= What to work on =
Search the records for the word "label" and report each line that has it.

= Raw data =
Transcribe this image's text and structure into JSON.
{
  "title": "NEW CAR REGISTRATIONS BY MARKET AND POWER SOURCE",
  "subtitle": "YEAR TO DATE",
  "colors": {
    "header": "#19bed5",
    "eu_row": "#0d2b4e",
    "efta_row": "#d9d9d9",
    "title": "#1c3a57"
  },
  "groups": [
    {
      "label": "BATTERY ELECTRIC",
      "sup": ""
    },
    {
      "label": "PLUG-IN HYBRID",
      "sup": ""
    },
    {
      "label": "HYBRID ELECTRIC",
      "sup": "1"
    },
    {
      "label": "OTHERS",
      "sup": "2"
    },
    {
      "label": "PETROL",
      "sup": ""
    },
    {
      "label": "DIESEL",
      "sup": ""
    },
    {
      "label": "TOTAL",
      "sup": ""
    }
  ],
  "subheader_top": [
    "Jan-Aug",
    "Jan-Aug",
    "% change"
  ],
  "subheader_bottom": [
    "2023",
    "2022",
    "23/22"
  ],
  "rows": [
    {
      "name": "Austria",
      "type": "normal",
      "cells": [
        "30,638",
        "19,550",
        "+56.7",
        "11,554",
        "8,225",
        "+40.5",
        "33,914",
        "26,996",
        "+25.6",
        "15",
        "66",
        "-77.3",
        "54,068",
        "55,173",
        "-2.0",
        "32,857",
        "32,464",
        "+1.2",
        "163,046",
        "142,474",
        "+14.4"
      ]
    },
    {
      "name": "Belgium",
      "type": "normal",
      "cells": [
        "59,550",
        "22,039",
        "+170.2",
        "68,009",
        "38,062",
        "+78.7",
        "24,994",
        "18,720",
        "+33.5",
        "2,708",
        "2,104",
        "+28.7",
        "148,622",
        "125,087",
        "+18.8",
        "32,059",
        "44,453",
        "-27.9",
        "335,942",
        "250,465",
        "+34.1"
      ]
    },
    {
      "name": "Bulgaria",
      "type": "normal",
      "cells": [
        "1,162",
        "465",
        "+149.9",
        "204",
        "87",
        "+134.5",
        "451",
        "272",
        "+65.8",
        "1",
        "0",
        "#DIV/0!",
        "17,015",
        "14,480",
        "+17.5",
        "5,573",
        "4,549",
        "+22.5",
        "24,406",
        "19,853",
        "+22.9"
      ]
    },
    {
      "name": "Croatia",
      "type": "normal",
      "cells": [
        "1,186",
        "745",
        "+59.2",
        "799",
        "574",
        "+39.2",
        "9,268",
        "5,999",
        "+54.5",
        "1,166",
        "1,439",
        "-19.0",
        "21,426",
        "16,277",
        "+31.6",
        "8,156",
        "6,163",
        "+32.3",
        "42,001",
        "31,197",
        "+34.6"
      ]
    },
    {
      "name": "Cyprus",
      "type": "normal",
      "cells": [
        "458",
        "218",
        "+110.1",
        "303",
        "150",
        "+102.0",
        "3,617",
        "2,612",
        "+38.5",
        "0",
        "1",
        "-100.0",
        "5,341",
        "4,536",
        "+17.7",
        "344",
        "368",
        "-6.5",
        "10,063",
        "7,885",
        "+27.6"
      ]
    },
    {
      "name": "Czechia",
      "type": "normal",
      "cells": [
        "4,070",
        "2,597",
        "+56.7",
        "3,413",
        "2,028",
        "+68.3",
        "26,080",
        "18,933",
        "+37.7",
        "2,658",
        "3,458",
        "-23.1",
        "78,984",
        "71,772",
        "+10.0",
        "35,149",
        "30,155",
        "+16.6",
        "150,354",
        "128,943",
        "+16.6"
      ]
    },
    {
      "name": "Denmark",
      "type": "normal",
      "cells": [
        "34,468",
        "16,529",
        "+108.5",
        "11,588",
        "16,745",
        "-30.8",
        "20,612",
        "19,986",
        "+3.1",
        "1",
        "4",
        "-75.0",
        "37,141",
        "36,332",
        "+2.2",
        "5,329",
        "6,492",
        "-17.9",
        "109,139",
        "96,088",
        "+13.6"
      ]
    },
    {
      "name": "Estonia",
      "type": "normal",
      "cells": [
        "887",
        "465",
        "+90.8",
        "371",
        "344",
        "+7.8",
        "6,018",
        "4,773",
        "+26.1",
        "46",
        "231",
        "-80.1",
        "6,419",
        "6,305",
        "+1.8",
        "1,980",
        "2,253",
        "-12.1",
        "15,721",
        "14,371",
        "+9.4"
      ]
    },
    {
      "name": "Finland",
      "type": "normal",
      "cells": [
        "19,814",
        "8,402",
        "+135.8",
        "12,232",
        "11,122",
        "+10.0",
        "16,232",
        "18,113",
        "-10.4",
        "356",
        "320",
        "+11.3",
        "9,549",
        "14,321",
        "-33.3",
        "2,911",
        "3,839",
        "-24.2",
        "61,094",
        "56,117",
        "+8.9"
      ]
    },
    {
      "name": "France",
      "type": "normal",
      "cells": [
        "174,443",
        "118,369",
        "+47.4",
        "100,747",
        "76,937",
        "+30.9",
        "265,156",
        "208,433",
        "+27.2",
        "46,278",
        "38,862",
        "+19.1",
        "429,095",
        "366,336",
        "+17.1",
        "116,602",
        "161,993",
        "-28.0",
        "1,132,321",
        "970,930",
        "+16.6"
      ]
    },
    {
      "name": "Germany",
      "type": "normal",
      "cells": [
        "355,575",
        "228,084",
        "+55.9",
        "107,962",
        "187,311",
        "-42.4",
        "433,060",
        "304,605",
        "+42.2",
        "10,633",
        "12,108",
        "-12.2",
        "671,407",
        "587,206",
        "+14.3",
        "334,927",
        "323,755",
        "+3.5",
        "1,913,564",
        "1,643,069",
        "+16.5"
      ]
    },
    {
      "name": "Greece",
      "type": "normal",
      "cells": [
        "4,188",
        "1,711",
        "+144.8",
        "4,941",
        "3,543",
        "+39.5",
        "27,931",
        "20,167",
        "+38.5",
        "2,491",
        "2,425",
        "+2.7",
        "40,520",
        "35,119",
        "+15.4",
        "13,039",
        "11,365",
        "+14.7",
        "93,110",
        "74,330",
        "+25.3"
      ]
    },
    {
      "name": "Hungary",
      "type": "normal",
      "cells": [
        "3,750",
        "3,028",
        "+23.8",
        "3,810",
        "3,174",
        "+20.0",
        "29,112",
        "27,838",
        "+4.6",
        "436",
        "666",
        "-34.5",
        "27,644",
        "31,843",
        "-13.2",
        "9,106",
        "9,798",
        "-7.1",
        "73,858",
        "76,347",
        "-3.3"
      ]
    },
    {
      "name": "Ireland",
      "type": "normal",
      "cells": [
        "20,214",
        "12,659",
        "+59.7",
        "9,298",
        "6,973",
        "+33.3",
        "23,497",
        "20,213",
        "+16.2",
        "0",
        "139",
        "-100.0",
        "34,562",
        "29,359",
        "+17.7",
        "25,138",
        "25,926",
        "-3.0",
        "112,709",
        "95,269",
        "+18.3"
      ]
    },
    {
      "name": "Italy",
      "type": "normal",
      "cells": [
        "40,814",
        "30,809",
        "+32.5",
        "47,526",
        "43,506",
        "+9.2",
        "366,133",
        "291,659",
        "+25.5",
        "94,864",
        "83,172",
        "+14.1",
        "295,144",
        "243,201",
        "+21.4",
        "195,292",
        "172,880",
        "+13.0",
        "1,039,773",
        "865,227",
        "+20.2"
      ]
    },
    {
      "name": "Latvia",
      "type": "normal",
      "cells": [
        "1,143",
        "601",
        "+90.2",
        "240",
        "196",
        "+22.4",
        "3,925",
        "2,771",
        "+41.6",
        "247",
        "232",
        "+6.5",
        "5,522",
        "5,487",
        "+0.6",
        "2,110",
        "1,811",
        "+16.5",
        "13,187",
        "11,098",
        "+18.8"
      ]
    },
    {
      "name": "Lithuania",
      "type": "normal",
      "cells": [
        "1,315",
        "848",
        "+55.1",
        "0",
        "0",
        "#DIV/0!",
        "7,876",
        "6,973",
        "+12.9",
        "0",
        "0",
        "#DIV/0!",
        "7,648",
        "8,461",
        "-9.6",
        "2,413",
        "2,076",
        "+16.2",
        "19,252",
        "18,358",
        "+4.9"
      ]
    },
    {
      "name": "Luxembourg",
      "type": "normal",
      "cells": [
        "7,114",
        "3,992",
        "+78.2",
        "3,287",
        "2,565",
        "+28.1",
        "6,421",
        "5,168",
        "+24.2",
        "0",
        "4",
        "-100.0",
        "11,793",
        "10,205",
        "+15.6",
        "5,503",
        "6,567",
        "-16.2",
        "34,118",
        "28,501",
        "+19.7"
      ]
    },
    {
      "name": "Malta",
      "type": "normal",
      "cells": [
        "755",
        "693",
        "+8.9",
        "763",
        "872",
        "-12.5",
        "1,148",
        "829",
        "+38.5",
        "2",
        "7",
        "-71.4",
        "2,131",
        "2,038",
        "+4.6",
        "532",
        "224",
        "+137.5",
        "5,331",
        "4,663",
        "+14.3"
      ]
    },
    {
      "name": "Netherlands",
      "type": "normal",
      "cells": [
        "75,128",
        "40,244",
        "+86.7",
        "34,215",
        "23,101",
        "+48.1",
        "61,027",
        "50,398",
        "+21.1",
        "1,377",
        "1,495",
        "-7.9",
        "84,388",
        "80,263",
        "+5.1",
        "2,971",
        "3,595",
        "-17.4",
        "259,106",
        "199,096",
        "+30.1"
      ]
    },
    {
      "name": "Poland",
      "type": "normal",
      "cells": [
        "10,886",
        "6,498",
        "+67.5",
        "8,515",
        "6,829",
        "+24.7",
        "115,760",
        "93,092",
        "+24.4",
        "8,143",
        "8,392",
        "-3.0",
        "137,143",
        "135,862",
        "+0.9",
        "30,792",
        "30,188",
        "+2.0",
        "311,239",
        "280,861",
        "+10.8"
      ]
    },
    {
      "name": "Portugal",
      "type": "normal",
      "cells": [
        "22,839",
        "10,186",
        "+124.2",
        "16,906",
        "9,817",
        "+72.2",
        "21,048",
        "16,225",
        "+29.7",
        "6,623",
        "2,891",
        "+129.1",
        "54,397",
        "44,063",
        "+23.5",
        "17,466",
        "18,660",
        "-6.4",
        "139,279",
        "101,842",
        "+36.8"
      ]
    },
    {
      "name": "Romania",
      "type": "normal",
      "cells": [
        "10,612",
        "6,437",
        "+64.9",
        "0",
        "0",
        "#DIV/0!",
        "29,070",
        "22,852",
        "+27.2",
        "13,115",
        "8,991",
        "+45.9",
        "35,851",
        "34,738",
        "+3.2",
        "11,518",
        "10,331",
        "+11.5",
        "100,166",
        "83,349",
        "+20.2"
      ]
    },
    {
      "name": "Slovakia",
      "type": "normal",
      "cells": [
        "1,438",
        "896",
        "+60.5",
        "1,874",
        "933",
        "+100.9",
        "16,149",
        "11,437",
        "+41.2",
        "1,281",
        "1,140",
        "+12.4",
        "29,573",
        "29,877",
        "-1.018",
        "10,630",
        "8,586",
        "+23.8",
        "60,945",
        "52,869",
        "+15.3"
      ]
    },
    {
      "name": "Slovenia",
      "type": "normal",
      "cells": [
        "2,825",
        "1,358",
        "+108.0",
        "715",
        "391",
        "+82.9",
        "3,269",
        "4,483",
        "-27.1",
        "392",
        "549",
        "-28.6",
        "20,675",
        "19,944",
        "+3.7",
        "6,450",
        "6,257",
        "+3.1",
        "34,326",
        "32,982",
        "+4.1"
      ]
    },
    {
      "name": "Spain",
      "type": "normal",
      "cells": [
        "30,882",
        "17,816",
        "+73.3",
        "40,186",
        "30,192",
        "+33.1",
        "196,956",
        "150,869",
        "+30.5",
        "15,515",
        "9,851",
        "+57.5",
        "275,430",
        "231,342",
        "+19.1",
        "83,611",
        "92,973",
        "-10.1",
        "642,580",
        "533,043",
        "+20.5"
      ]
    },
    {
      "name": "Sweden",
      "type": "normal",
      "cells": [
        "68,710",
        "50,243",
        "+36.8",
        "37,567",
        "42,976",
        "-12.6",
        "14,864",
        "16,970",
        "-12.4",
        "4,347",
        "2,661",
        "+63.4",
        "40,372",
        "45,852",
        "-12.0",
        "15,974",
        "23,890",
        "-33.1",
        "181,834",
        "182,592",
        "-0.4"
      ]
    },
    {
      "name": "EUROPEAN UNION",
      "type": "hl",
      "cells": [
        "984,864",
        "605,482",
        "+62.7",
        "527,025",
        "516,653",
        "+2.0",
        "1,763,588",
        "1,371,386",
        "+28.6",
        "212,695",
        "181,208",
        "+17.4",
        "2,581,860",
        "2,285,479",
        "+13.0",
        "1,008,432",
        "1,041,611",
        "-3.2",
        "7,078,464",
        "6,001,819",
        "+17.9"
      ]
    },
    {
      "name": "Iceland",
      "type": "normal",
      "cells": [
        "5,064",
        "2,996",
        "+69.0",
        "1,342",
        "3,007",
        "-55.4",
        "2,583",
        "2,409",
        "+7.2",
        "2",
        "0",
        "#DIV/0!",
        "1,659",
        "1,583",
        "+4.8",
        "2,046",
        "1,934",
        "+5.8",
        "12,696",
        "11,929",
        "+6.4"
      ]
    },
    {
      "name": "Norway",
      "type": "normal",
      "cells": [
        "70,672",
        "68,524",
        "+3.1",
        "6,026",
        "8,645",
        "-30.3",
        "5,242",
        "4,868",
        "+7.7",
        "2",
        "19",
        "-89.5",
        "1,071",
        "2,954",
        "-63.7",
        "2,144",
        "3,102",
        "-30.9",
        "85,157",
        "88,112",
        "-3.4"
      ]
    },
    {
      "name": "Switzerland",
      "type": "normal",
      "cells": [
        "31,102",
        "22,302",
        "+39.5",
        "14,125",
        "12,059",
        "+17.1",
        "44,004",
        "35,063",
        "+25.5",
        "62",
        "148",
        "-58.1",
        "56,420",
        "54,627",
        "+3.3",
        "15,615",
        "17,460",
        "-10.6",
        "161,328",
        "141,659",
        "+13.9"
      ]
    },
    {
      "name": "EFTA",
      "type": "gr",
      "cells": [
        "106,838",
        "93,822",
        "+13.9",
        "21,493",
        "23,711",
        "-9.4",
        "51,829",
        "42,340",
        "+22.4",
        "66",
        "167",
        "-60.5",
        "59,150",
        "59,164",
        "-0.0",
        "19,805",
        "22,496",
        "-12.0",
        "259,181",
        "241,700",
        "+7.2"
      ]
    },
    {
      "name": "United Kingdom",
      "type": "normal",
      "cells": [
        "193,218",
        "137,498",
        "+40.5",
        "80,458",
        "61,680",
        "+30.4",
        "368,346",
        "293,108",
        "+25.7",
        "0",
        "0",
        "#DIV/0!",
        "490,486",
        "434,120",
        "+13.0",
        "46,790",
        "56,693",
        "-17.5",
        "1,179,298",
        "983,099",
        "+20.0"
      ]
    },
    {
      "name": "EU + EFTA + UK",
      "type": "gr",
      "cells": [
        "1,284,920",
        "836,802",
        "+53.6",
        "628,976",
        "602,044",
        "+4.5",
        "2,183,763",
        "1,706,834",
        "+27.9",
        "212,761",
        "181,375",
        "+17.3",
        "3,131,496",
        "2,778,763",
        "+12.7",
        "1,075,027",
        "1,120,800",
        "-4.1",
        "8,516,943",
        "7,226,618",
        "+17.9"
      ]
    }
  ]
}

= Exercise solution =
      "label": "BATTERY ELECTRIC",
      "label": "PLUG-IN HYBRID",
      "label": "HYBRID ELECTRIC",
      "label": "OTHERS",
      "label": "PETROL",
      "label": "DIESEL",
      "label": "TOTAL",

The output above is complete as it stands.